- _Work to be completed_: Pick out the lines in the listing below that contain the word "this" and copy them.

-- Begin Supplied information --

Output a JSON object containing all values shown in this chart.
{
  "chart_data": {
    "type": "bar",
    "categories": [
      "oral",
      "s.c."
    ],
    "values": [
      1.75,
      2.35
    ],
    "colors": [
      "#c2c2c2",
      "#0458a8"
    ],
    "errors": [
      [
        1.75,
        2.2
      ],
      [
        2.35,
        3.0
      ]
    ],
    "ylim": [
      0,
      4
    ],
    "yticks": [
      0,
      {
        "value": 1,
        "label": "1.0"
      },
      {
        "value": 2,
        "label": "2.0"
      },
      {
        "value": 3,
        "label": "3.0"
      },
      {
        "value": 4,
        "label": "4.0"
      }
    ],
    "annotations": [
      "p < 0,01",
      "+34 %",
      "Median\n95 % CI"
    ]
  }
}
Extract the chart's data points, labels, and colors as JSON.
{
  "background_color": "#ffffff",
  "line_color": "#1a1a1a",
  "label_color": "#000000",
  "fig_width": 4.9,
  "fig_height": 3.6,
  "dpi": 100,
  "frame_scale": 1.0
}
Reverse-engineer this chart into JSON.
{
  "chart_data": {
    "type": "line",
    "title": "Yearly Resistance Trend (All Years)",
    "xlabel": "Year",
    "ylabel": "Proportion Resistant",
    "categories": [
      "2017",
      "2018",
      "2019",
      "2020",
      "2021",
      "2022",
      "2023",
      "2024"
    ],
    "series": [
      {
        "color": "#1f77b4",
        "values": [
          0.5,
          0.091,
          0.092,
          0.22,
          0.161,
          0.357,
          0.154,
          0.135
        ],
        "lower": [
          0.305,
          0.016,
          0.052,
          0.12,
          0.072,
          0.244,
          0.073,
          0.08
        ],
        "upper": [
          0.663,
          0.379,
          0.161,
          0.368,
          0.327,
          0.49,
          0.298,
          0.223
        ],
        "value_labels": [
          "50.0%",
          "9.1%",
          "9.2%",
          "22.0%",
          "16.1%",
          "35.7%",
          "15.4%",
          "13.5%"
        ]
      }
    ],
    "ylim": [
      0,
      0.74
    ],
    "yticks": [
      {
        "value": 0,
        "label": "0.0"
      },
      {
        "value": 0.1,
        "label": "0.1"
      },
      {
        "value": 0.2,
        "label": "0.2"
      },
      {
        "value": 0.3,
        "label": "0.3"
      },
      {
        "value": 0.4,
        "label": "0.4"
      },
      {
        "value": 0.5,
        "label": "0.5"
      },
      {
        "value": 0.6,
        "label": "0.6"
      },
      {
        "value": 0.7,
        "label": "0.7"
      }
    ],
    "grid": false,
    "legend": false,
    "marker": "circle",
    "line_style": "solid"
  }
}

-- End Supplied information --

- _Correct output_:
Output a JSON object containing all values shown in this chart.
Reverse-engineer this chart into JSON.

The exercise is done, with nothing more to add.